··· DATA SUPPLIED ···

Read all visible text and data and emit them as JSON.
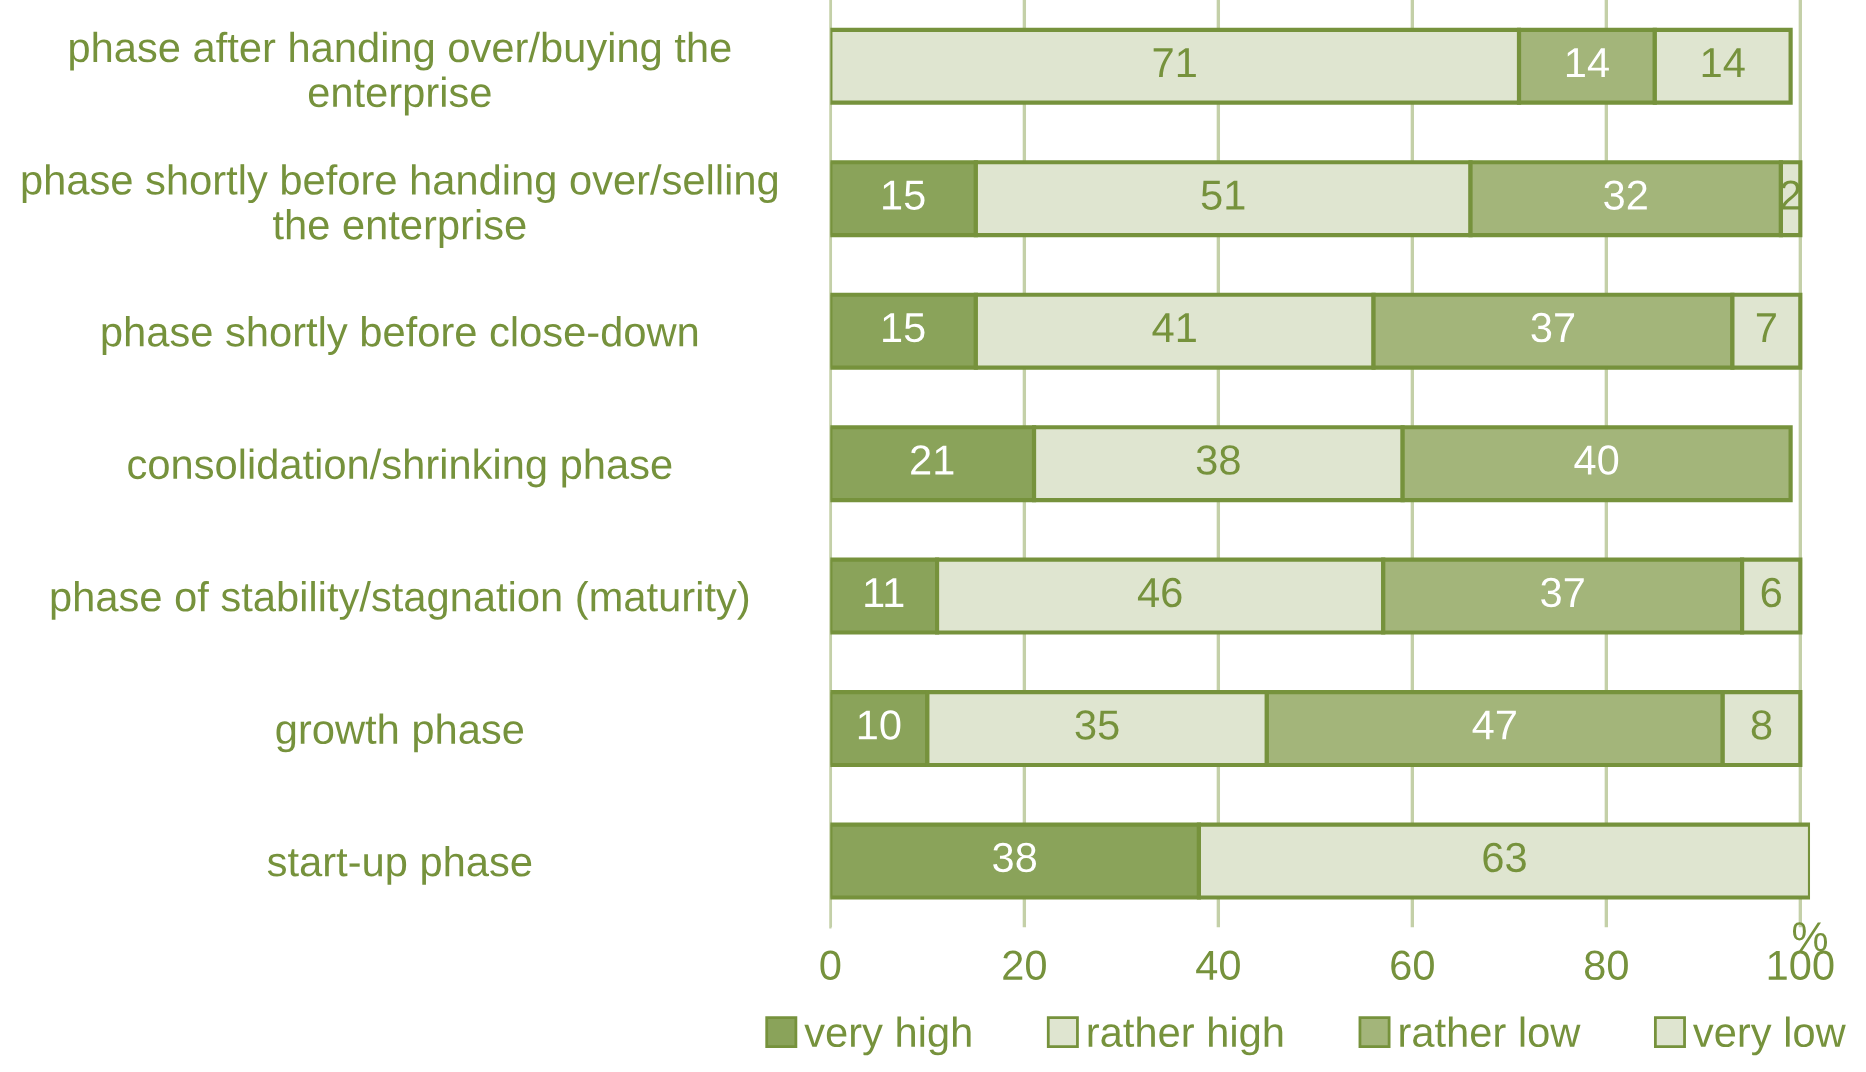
{
  "chart_data": {
    "type": "bar",
    "orientation": "horizontal",
    "stacked": true,
    "data_labels": true,
    "categories": [
      "phase after handing over/buying the\nenterprise",
      "phase shortly before handing over/selling\nthe enterprise",
      "phase shortly before close-down",
      "consolidation/shrinking phase",
      "phase of stability/stagnation (maturity)",
      "growth phase",
      "start-up phase"
    ],
    "series": [
      {
        "name": "very high",
        "color": "#8aa35a",
        "values": [
          null,
          15,
          15,
          21,
          11,
          10,
          38
        ]
      },
      {
        "name": "rather high",
        "color": "#dfe5d0",
        "values": [
          71,
          51,
          41,
          38,
          46,
          35,
          63
        ]
      },
      {
        "name": "rather low",
        "color": "#a3b57a",
        "values": [
          14,
          32,
          37,
          40,
          37,
          47,
          null
        ]
      },
      {
        "name": "very low",
        "color": "#dfe5d0",
        "values": [
          14,
          2,
          7,
          null,
          6,
          8,
          null
        ]
      }
    ],
    "xlim": [
      0,
      101
    ],
    "xticks": [
      0,
      20,
      40,
      60,
      80,
      100
    ],
    "xlabel": "%",
    "grid": "x",
    "legend": "bottom"
  }
}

···

--- INSTRUCTIONS FOR THE TASK ---
Reproduce the full listing above verbatim, with no pictures included.

--- EXPECTED OUTPUT ---
Read all visible text and data and emit them as JSON.
{
  "chart_data": {
    "type": "bar",
    "orientation": "horizontal",
    "stacked": true,
    "data_labels": true,
    "categories": [
      "phase after handing over/buying the\nenterprise",
      "phase shortly before handing over/selling\nthe enterprise",
      "phase shortly before close-down",
      "consolidation/shrinking phase",
      "phase of stability/stagnation (maturity)",
      "growth phase",
      "start-up phase"
    ],
    "series": [
      {
        "name": "very high",
        "color": "#8aa35a",
        "values": [
          null,
          15,
          15,
          21,
          11,
          10,
          38
        ]
      },
      {
        "name": "rather high",
        "color": "#dfe5d0",
        "values": [
          71,
          51,
          41,
          38,
          46,
          35,
          63
        ]
      },
      {
        "name": "rather low",
        "color": "#a3b57a",
        "values": [
          14,
          32,
          37,
          40,
          37,
          47,
          null
        ]
      },
      {
        "name": "very low",
        "color": "#dfe5d0",
        "values": [
          14,
          2,
          7,
          null,
          6,
          8,
          null
        ]
      }
    ],
    "xlim": [
      0,
      101
    ],
    "xticks": [
      0,
      20,
      40,
      60,
      80,
      100
    ],
    "xlabel": "%",
    "grid": "x",
    "legend": "bottom"
  }
}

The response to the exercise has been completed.